Task
Give only the number of lines in the records below that contain the word "ylabel".

Available records

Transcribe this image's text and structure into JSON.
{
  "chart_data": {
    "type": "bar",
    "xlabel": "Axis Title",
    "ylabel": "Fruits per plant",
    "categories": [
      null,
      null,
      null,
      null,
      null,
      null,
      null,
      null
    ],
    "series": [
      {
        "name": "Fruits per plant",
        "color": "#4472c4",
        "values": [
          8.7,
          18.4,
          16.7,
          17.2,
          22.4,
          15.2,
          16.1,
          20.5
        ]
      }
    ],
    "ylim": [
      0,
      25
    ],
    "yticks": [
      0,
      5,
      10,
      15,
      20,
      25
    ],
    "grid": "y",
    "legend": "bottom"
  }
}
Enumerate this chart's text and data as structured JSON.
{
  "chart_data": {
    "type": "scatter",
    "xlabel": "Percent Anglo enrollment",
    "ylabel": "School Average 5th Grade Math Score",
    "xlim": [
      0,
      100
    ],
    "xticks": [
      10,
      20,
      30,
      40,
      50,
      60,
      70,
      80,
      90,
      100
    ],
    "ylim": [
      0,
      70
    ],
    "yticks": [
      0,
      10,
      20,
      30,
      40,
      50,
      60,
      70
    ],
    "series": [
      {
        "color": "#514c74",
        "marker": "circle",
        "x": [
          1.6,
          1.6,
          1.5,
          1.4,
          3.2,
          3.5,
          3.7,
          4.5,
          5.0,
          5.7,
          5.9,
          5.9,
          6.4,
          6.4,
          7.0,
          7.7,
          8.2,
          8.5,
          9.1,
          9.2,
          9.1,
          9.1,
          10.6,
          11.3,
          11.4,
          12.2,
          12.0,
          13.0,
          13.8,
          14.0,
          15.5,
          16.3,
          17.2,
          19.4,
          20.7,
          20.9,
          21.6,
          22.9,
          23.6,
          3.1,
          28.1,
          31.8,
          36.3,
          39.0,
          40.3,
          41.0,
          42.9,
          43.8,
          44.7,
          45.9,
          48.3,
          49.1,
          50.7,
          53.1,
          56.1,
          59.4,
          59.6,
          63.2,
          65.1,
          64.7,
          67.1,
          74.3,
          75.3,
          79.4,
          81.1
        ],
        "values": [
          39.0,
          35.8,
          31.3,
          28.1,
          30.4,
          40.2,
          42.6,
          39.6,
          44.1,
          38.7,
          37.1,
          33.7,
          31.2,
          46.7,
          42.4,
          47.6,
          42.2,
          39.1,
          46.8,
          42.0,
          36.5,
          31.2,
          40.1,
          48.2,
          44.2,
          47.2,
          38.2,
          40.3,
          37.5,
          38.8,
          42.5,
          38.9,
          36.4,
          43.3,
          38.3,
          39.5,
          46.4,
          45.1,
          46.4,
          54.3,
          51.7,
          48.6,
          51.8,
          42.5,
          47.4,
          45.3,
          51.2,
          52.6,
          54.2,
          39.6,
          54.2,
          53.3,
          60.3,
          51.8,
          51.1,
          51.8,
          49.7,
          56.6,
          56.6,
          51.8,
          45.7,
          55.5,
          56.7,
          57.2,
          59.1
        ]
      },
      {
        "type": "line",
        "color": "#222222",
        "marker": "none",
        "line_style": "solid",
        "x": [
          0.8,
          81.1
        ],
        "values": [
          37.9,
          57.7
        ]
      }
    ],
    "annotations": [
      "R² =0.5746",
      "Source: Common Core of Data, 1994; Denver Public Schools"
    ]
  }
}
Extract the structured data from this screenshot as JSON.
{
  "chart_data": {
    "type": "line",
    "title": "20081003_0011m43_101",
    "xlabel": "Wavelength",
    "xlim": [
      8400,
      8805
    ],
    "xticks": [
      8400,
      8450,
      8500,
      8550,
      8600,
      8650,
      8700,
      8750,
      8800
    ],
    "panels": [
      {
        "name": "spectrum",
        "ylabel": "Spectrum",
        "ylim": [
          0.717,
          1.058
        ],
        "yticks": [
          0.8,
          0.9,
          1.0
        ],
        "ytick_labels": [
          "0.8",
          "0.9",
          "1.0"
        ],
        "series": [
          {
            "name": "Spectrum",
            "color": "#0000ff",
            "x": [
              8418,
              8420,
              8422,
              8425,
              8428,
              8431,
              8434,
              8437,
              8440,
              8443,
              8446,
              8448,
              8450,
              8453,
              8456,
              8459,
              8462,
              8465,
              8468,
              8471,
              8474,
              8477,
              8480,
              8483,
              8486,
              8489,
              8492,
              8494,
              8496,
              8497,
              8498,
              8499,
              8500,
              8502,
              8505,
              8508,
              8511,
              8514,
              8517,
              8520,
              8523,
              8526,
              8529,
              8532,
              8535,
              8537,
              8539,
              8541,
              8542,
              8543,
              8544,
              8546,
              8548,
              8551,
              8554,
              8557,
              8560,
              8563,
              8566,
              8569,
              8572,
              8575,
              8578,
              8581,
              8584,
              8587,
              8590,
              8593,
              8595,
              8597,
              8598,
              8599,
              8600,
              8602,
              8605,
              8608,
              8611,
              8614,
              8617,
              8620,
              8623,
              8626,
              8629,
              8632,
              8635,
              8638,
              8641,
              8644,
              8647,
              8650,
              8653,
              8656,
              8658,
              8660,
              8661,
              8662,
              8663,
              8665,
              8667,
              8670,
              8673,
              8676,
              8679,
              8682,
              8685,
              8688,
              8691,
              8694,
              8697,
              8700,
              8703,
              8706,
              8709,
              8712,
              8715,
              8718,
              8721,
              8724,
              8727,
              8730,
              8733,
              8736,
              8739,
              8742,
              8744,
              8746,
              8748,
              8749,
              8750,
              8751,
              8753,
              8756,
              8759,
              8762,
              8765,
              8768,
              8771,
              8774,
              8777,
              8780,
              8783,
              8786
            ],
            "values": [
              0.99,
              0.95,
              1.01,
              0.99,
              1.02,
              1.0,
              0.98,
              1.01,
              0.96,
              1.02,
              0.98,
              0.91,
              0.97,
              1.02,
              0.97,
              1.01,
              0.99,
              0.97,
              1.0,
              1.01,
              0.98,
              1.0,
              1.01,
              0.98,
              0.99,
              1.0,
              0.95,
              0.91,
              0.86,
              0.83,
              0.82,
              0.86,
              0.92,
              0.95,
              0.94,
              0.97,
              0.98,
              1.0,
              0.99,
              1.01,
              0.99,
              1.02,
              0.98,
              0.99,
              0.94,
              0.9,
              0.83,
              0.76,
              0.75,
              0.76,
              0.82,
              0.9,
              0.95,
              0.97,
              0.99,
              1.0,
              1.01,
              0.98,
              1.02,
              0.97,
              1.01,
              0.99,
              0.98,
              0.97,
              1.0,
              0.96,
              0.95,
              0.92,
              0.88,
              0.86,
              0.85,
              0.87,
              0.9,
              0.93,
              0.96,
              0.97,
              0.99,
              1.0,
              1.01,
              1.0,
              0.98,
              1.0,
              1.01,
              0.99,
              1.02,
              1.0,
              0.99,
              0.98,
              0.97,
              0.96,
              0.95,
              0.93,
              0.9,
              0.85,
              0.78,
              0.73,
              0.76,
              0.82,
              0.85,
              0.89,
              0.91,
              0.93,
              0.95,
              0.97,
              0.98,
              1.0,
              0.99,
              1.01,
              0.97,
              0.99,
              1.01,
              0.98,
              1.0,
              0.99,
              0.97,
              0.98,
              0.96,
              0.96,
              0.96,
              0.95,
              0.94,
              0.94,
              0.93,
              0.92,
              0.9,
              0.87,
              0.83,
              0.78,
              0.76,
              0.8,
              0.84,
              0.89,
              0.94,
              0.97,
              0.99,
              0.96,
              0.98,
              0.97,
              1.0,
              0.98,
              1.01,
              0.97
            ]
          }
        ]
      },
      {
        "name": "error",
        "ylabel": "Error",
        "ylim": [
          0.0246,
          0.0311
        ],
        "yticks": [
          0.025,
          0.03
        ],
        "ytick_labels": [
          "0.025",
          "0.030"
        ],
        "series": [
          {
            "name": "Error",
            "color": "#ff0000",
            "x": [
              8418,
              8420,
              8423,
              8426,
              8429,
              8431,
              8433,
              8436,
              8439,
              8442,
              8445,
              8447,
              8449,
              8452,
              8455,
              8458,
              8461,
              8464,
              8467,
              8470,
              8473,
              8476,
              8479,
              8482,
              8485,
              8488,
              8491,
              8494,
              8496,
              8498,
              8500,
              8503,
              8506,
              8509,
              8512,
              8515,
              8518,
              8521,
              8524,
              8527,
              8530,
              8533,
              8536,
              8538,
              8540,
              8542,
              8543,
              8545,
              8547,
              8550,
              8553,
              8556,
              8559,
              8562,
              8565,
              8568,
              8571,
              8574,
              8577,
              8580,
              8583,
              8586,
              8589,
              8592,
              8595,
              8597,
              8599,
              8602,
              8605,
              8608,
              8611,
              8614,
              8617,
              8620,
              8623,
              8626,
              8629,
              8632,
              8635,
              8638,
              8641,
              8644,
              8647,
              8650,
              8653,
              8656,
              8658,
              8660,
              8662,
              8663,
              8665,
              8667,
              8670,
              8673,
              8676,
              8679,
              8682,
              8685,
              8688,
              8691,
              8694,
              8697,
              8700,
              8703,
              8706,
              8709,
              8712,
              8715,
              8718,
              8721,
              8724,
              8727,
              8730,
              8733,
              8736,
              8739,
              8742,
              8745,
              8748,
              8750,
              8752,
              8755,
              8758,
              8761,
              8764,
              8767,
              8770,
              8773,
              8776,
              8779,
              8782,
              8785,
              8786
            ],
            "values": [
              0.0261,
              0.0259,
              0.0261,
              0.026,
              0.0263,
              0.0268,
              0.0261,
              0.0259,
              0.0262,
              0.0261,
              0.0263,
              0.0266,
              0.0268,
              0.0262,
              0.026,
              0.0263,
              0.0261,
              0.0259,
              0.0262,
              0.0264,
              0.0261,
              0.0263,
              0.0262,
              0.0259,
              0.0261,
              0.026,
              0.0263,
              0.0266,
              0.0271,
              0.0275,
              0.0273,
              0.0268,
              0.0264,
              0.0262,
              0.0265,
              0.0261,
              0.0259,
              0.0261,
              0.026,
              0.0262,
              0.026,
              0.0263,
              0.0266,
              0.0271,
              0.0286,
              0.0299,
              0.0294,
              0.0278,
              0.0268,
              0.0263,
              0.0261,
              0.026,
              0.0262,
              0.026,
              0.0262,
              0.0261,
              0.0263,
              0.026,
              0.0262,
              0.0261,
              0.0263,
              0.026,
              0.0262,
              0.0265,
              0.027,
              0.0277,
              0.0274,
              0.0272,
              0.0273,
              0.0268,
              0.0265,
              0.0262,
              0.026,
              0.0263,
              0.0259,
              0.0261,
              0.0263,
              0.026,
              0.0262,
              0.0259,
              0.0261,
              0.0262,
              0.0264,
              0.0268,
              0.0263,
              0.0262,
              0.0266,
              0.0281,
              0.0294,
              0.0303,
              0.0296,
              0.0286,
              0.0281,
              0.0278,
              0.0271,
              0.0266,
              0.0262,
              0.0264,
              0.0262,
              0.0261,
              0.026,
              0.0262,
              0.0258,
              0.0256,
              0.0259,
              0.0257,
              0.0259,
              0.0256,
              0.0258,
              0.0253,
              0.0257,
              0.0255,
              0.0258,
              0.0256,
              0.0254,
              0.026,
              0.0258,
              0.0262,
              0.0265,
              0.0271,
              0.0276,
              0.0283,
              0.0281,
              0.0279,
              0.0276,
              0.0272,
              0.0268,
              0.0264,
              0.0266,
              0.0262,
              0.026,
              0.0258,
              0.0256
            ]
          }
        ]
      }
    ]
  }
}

Output
4